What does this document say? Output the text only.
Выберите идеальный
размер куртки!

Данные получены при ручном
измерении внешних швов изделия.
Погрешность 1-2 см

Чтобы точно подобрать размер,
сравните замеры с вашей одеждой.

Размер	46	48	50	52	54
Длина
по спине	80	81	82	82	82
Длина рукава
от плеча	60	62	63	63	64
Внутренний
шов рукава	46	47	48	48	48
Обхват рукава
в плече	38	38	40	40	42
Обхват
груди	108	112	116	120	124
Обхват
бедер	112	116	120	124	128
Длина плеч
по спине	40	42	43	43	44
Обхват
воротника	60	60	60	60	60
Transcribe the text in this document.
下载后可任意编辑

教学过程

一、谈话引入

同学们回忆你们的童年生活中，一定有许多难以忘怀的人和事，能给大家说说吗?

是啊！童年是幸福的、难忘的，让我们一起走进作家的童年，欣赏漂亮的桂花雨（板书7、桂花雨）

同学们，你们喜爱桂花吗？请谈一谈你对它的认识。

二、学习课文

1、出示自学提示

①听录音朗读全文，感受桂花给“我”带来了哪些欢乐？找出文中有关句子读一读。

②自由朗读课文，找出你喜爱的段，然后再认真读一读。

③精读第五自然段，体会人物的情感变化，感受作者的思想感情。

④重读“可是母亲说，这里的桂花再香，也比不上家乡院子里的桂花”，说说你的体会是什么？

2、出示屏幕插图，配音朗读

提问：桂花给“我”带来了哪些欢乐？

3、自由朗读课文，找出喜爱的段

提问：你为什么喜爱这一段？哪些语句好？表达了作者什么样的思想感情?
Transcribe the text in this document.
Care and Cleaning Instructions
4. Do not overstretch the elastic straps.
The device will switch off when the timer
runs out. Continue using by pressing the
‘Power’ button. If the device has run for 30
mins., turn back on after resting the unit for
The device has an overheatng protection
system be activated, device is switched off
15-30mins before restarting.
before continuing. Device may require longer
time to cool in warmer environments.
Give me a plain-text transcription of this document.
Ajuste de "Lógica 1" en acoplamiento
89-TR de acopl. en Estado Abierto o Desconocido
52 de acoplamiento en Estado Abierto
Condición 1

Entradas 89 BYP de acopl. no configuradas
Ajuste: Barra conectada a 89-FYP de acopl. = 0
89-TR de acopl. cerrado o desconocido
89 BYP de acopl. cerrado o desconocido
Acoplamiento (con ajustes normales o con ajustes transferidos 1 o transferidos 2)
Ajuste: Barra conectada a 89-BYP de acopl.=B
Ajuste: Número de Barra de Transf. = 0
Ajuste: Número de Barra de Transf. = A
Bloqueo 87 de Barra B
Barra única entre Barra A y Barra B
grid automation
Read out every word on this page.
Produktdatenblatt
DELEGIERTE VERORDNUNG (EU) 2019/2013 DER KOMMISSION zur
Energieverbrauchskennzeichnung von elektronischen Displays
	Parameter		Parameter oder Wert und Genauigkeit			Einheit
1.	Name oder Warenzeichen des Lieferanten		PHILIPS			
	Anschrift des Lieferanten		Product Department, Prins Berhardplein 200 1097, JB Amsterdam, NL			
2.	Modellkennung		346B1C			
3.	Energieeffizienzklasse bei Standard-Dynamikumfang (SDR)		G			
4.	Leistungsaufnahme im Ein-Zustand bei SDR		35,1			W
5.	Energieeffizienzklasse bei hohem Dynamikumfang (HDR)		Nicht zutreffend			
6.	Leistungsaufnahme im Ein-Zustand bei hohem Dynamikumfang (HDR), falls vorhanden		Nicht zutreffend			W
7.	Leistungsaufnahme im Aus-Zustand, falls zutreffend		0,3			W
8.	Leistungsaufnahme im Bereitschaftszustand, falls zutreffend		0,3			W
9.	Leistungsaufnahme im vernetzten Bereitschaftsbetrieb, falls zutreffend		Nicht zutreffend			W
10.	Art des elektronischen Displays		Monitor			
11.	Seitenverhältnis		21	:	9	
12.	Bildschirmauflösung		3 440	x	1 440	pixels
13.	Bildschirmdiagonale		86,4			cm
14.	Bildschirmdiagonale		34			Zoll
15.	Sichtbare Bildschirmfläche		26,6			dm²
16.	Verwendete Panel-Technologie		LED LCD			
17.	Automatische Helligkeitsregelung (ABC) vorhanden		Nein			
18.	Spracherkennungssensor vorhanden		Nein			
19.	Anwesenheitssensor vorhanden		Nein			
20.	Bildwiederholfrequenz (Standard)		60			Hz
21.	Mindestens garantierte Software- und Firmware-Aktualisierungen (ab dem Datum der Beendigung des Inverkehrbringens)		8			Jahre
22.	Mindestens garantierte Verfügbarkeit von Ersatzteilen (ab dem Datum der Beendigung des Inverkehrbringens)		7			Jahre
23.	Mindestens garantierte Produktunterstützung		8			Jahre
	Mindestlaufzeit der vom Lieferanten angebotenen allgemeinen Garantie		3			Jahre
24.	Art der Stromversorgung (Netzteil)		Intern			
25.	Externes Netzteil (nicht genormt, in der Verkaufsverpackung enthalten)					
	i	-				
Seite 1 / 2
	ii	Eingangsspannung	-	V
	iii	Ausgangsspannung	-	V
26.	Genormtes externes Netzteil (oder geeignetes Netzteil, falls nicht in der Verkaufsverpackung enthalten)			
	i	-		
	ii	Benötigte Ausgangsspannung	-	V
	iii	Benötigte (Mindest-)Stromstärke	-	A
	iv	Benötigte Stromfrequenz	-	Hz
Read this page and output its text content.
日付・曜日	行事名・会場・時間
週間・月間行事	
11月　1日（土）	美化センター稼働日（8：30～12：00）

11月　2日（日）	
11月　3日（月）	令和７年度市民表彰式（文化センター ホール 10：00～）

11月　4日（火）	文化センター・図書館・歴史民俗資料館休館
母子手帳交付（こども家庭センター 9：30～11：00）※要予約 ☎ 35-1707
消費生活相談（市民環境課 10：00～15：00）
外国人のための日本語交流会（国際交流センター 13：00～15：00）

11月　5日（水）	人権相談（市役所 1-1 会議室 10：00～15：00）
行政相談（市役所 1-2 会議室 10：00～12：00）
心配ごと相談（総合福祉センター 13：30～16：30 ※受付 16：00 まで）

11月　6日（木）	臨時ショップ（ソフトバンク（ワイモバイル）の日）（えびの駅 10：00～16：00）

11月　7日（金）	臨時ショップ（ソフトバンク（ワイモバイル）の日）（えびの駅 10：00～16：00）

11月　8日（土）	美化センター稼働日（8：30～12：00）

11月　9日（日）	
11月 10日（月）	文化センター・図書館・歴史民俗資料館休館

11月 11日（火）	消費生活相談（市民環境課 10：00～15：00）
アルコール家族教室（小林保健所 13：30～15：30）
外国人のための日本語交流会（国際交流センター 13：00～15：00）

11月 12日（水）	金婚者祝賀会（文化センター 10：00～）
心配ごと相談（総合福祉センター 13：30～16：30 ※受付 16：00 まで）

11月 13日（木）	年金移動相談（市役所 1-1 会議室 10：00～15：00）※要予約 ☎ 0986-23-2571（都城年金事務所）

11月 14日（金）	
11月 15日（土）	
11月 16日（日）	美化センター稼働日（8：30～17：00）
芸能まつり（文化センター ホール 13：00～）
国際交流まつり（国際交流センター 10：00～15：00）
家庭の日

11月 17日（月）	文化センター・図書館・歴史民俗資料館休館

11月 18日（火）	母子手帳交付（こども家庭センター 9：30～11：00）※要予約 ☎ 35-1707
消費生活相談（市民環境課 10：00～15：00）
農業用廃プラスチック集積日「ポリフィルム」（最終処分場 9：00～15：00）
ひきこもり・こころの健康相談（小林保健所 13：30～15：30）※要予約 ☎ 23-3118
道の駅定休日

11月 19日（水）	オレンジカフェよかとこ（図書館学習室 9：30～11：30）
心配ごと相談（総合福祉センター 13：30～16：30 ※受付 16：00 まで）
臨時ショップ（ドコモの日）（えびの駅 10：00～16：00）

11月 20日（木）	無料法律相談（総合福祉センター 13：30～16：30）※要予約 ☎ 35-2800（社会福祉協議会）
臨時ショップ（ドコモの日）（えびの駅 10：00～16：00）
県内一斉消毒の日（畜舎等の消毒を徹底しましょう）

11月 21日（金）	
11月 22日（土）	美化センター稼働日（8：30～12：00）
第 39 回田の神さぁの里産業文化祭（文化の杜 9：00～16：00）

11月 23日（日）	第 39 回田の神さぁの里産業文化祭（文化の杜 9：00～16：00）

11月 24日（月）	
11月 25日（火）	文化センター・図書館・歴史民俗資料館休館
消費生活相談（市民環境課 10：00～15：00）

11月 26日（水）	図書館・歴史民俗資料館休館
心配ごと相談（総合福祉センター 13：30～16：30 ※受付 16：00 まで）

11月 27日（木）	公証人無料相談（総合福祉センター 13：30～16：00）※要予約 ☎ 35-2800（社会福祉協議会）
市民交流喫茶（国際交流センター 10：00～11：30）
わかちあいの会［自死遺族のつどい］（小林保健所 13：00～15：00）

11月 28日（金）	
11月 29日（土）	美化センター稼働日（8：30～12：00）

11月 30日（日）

**WHAT YOU WILL DO:** Return all lines containing "Read".

**WORKED ANSWER:**
Read out every word on this page.
Read this page and output its text content.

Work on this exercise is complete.